--- Exercise ---
Look through the records below and collect all lines that hold the string "encoding".

────────

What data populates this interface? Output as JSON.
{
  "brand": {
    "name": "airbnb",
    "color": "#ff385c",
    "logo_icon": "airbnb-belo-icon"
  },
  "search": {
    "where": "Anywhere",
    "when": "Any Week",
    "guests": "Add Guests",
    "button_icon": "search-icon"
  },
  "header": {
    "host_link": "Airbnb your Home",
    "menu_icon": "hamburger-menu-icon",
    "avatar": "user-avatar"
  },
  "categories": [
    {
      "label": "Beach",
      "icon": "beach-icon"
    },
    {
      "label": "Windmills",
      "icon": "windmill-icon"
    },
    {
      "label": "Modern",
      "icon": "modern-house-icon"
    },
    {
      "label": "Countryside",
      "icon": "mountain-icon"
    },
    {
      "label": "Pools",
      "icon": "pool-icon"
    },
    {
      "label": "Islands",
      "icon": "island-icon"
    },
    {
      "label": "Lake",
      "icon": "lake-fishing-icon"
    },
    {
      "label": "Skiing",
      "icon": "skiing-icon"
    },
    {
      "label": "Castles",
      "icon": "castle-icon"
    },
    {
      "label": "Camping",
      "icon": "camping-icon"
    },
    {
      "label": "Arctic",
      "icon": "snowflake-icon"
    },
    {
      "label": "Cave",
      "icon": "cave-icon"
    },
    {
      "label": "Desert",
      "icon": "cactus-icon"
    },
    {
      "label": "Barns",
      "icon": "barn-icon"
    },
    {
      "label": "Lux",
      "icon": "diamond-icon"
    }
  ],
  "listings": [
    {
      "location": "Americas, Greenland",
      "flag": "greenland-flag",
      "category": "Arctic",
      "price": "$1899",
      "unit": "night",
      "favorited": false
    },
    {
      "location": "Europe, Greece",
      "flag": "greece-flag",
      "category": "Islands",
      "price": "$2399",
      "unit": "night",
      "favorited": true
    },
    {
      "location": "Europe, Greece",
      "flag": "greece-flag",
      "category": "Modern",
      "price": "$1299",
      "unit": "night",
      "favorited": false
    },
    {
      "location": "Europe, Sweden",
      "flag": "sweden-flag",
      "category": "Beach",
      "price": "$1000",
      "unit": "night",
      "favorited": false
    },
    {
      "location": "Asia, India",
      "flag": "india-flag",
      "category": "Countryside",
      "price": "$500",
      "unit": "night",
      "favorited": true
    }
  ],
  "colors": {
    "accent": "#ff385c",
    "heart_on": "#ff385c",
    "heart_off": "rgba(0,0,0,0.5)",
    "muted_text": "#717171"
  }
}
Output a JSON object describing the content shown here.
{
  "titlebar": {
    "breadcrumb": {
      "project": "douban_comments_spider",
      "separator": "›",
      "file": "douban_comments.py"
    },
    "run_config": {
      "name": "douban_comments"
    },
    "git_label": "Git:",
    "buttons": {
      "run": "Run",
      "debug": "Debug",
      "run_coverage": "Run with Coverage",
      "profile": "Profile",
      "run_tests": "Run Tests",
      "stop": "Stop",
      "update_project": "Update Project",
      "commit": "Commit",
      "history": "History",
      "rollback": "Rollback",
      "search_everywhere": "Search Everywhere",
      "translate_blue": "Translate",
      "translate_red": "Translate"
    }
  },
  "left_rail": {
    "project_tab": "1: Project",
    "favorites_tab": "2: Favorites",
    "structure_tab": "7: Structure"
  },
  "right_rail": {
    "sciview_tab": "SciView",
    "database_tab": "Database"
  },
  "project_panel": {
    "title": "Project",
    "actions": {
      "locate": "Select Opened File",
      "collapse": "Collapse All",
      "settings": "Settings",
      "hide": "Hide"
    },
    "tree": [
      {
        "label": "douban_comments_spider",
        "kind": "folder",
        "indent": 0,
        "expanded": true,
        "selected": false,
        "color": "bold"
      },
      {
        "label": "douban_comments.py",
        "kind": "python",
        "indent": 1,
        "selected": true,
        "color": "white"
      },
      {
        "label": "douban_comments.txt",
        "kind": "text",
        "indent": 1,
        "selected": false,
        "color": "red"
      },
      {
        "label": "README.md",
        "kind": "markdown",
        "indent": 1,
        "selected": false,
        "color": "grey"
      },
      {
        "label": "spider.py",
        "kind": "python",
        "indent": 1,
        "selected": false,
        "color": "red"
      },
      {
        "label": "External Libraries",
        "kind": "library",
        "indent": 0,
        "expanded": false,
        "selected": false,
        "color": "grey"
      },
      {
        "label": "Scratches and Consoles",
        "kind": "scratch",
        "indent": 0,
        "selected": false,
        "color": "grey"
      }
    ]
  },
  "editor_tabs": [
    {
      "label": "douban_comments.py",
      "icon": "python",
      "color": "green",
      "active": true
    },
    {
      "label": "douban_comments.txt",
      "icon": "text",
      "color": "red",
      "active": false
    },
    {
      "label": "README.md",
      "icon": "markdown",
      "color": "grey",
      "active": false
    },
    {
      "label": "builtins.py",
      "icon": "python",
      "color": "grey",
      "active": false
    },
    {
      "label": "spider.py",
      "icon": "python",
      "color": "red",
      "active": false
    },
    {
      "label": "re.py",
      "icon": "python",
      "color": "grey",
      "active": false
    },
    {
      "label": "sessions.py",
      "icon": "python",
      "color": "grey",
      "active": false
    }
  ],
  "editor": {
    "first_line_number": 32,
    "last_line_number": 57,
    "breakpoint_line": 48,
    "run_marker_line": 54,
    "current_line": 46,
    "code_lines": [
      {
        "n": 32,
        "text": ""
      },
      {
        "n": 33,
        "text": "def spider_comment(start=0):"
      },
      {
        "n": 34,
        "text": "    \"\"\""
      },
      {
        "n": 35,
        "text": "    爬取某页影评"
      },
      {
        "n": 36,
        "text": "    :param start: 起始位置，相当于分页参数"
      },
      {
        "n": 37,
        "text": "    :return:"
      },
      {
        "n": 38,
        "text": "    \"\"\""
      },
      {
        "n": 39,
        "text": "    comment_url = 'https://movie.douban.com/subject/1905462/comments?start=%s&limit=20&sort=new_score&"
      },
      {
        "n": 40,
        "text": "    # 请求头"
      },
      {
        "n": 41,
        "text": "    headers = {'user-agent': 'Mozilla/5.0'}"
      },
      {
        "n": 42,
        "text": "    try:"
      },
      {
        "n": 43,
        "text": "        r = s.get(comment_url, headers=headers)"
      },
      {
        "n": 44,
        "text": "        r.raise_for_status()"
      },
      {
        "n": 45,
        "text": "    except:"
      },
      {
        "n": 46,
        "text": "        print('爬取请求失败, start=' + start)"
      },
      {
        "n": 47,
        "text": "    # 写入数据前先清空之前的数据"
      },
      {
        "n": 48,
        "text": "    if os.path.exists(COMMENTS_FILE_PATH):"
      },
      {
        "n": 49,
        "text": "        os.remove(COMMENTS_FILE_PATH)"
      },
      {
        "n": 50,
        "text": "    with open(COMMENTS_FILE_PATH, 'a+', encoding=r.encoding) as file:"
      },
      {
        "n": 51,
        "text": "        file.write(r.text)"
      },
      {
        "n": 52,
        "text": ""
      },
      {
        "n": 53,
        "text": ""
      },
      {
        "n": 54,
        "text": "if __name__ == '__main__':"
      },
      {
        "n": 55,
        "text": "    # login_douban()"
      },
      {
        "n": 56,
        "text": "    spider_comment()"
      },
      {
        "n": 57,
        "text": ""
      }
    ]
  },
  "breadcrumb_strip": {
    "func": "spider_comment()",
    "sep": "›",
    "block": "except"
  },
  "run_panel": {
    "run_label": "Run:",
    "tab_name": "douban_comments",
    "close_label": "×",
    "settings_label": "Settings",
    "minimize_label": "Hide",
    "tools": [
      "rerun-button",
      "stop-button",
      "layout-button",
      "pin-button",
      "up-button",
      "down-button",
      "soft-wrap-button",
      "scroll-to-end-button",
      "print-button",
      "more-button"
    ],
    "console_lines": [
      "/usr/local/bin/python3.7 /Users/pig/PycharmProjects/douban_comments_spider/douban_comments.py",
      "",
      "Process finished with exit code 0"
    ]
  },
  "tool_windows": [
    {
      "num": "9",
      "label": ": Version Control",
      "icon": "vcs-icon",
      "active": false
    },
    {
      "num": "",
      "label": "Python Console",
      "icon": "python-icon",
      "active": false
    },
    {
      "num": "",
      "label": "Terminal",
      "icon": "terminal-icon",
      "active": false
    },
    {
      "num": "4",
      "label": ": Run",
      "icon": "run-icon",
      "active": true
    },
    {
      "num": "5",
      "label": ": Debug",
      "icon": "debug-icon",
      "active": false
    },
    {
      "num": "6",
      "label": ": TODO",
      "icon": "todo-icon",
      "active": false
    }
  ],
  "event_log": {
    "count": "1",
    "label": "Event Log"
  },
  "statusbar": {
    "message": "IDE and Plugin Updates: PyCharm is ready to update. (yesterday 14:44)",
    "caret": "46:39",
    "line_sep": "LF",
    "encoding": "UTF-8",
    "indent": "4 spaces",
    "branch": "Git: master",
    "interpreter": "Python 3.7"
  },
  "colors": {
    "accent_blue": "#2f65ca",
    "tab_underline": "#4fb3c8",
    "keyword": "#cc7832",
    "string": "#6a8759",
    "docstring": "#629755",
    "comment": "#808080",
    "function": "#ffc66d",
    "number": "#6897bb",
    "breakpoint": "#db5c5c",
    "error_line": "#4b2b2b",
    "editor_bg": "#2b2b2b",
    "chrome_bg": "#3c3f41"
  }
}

────────

--- Answer in full ---
        "text": "    with open(COMMENTS_FILE_PATH, 'a+', encoding=r.encoding) as file:"
    "encoding": "UTF-8",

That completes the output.